Task details = Determine how many lines carry the word "SALÃO". Output that number only.
>> begin
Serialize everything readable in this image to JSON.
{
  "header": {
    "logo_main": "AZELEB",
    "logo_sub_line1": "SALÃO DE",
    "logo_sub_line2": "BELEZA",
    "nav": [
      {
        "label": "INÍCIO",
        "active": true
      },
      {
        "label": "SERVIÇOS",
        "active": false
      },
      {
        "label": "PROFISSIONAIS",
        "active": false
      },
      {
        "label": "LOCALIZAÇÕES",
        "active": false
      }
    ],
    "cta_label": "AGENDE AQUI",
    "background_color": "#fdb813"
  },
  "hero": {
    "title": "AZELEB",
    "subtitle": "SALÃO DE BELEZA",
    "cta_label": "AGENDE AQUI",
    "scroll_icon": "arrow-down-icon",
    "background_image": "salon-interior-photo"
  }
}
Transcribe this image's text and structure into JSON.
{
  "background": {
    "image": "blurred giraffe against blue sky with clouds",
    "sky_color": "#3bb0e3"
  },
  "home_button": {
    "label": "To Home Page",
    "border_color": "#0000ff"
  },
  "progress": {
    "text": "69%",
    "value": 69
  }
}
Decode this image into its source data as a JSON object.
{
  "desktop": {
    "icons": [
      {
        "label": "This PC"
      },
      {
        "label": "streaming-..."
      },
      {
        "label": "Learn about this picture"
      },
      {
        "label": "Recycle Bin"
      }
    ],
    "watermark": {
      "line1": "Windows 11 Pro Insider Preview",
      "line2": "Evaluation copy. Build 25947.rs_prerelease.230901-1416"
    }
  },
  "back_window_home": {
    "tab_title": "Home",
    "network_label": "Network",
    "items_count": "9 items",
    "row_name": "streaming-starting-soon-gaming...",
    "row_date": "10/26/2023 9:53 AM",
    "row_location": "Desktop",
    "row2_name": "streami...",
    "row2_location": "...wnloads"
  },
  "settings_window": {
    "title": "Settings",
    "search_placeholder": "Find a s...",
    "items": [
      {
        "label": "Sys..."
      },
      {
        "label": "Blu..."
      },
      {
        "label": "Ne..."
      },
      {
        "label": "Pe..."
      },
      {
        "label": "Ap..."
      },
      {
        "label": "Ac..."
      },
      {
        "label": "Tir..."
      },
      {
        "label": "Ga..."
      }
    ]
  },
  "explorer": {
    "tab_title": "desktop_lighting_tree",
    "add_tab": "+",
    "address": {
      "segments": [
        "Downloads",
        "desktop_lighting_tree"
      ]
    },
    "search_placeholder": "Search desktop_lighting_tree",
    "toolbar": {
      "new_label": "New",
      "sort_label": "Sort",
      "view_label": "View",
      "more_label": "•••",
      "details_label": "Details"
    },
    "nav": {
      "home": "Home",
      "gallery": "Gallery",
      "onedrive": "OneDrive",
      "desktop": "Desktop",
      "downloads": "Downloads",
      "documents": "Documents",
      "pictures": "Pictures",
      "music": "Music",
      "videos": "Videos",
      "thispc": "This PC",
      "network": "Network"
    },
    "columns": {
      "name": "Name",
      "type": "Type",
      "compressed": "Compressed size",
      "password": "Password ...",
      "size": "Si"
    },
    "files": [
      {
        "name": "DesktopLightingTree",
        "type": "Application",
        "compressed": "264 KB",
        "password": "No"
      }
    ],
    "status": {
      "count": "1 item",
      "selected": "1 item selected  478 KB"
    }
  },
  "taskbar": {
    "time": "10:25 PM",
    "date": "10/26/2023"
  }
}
>> end
Correct output = 2